▸ Work instructions
Every record here needs to be written out again exactly.

>> BEGIN The data

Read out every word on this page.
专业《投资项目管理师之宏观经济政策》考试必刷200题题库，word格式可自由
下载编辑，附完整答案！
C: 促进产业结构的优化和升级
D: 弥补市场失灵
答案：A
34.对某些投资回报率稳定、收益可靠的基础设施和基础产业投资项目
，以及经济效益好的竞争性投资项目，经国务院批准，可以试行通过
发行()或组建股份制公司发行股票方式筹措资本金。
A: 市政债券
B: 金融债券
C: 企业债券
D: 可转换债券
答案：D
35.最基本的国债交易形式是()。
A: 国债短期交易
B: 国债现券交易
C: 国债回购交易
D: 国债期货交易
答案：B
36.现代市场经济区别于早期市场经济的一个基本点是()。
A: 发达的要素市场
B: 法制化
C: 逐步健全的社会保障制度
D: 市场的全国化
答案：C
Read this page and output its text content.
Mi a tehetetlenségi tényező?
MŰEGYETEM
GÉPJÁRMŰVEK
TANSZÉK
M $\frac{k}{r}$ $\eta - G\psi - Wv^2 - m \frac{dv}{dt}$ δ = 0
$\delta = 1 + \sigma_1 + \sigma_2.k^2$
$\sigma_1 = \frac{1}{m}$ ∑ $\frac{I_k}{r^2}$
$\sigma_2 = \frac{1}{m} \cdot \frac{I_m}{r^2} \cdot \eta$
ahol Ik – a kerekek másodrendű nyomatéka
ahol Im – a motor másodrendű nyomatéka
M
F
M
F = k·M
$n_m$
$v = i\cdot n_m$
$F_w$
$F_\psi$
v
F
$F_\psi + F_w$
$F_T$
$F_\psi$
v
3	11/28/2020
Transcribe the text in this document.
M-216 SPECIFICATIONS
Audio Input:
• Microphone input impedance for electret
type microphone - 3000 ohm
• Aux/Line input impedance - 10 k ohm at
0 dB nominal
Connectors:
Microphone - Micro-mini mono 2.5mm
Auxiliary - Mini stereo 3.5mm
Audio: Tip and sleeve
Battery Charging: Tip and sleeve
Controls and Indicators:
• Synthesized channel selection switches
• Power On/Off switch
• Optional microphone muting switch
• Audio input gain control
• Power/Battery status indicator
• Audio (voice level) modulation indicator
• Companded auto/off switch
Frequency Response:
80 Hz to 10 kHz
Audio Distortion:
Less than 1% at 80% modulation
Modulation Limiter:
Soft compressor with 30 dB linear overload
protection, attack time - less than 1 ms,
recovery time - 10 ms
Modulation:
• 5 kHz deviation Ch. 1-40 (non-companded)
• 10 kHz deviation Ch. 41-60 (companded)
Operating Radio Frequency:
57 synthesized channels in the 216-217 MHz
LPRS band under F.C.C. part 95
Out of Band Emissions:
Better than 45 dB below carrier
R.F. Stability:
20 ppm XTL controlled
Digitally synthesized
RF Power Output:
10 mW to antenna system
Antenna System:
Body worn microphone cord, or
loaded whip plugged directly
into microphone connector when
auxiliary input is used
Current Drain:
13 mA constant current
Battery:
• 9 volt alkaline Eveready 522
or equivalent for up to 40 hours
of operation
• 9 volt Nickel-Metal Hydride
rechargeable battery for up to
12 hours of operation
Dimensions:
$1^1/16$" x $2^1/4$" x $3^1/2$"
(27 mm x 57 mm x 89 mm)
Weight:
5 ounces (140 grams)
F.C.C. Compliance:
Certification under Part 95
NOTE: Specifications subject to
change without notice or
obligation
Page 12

>> END The data

▸ Answer to this problem
Read out every word on this page.
专业《投资项目管理师之宏观经济政策》考试必刷200题题库，word格式可自由
下载编辑，附完整答案！
C: 促进产业结构的优化和升级
D: 弥补市场失灵
答案：A
34.对某些投资回报率稳定、收益可靠的基础设施和基础产业投资项目
，以及经济效益好的竞争性投资项目，经国务院批准，可以试行通过
发行()或组建股份制公司发行股票方式筹措资本金。
A: 市政债券
B: 金融债券
C: 企业债券
D: 可转换债券
答案：D
35.最基本的国债交易形式是()。
A: 国债短期交易
B: 国债现券交易
C: 国债回购交易
D: 国债期货交易
答案：B
36.现代市场经济区别于早期市场经济的一个基本点是()。
A: 发达的要素市场
B: 法制化
C: 逐步健全的社会保障制度
D: 市场的全国化
答案：C
Read this page and output its text content.
Mi a tehetetlenségi tényező?
MŰEGYETEM
GÉPJÁRMŰVEK
TANSZÉK
M $\frac{k}{r}$ $\eta - G\psi - Wv^2 - m \frac{dv}{dt}$ δ = 0
$\delta = 1 + \sigma_1 + \sigma_2.k^2$
$\sigma_1 = \frac{1}{m}$ ∑ $\frac{I_k}{r^2}$
$\sigma_2 = \frac{1}{m} \cdot \frac{I_m}{r^2} \cdot \eta$
ahol Ik – a kerekek másodrendű nyomatéka
ahol Im – a motor másodrendű nyomatéka
M
F
M
F = k·M
$n_m$
$v = i\cdot n_m$
$F_w$
$F_\psi$
v
F
$F_\psi + F_w$
$F_T$
$F_\psi$
v
3	11/28/2020
Transcribe the text in this document.
M-216 SPECIFICATIONS
Audio Input:
• Microphone input impedance for electret
type microphone - 3000 ohm
• Aux/Line input impedance - 10 k ohm at
0 dB nominal
Connectors:
Microphone - Micro-mini mono 2.5mm
Auxiliary - Mini stereo 3.5mm
Audio: Tip and sleeve
Battery Charging: Tip and sleeve
Controls and Indicators:
• Synthesized channel selection switches
• Power On/Off switch
• Optional microphone muting switch
• Audio input gain control
• Power/Battery status indicator
• Audio (voice level) modulation indicator
• Companded auto/off switch
Frequency Response:
80 Hz to 10 kHz
Audio Distortion:
Less than 1% at 80% modulation
Modulation Limiter:
Soft compressor with 30 dB linear overload
protection, attack time - less than 1 ms,
recovery time - 10 ms
Modulation:
• 5 kHz deviation Ch. 1-40 (non-companded)
• 10 kHz deviation Ch. 41-60 (companded)
Operating Radio Frequency:
57 synthesized channels in the 216-217 MHz
LPRS band under F.C.C. part 95
Out of Band Emissions:
Better than 45 dB below carrier
R.F. Stability:
20 ppm XTL controlled
Digitally synthesized
RF Power Output:
10 mW to antenna system
Antenna System:
Body worn microphone cord, or
loaded whip plugged directly
into microphone connector when
auxiliary input is used
Current Drain:
13 mA constant current
Battery:
• 9 volt alkaline Eveready 522
or equivalent for up to 40 hours
of operation
• 9 volt Nickel-Metal Hydride
rechargeable battery for up to
12 hours of operation
Dimensions:
$1^1/16$" x $2^1/4$" x $3^1/2$"
(27 mm x 57 mm x 89 mm)
Weight:
5 ounces (140 grams)
F.C.C. Compliance:
Certification under Part 95
NOTE: Specifications subject to
change without notice or
obligation
Page 12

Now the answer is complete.